⟨

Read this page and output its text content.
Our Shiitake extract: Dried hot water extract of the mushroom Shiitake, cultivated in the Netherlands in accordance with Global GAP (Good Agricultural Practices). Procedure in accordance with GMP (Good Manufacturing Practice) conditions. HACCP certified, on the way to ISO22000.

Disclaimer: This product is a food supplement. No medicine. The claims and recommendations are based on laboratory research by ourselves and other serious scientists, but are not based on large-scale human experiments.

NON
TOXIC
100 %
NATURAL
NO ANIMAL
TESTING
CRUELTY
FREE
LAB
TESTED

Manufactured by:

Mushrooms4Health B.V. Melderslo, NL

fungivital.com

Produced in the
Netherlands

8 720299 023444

⟩

Exercise:
Which lines hold the word "Netherlands"? Copy all of them.

Response for this exercise:
Our Shiitake extract: Dried hot water extract of the mushroom Shiitake, cultivated in the Netherlands in accordance with Global GAP (Good Agricultural Practices). Procedure in accordance with GMP (Good Manufacturing Practice) conditions. HACCP certified, on the way to ISO22000.
Netherlands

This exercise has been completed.